• _EXERCISE OBJECTIVE_:
Copy the data exactly as it appears, and do not include any pictures.

Stored dataset items:
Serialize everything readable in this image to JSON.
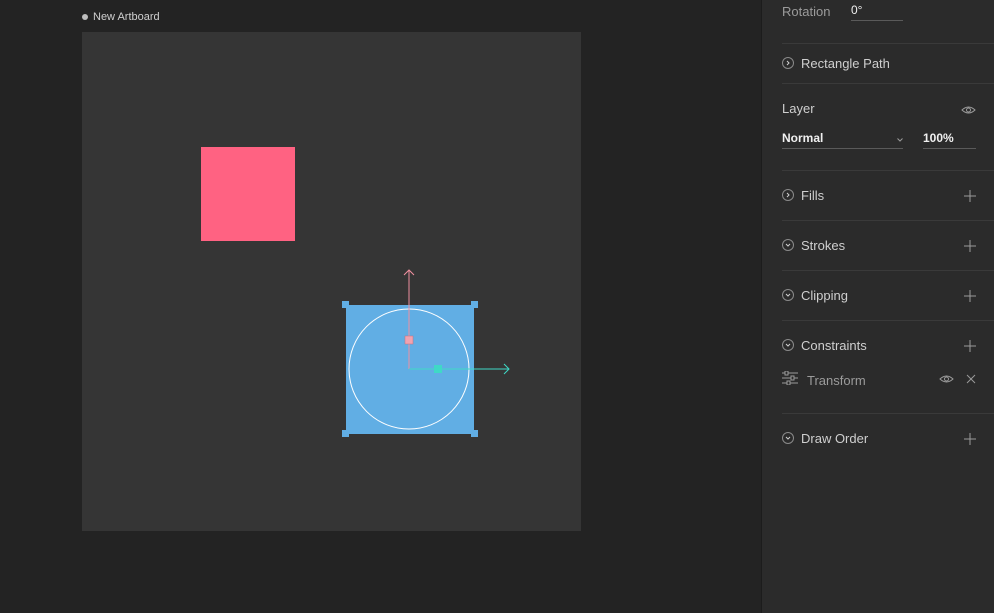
{
  "artboard": {
    "title": "New Artboard"
  },
  "inspector": {
    "rotation": {
      "label": "Rotation",
      "value": "0°"
    },
    "rectangle_path": {
      "label": "Rectangle Path"
    },
    "layer": {
      "label": "Layer",
      "blend_mode": "Normal",
      "opacity": "100%"
    },
    "fills": {
      "label": "Fills"
    },
    "strokes": {
      "label": "Strokes"
    },
    "clipping": {
      "label": "Clipping"
    },
    "constraints": {
      "label": "Constraints",
      "items": [
        {
          "label": "Transform"
        }
      ]
    },
    "draw_order": {
      "label": "Draw Order"
    }
  },
  "colors": {
    "pink_shape": "#ff6282",
    "blue_shape": "#61aee4",
    "y_axis": "#f0909f",
    "x_axis": "#3fd9c6"
  }
}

• _RESULT FOR THIS EXERCISE_:
Serialize everything readable in this image to JSON.
{
  "artboard": {
    "title": "New Artboard"
  },
  "inspector": {
    "rotation": {
      "label": "Rotation",
      "value": "0°"
    },
    "rectangle_path": {
      "label": "Rectangle Path"
    },
    "layer": {
      "label": "Layer",
      "blend_mode": "Normal",
      "opacity": "100%"
    },
    "fills": {
      "label": "Fills"
    },
    "strokes": {
      "label": "Strokes"
    },
    "clipping": {
      "label": "Clipping"
    },
    "constraints": {
      "label": "Constraints",
      "items": [
        {
          "label": "Transform"
        }
      ]
    },
    "draw_order": {
      "label": "Draw Order"
    }
  },
  "colors": {
    "pink_shape": "#ff6282",
    "blue_shape": "#61aee4",
    "y_axis": "#f0909f",
    "x_axis": "#3fd9c6"
  }
}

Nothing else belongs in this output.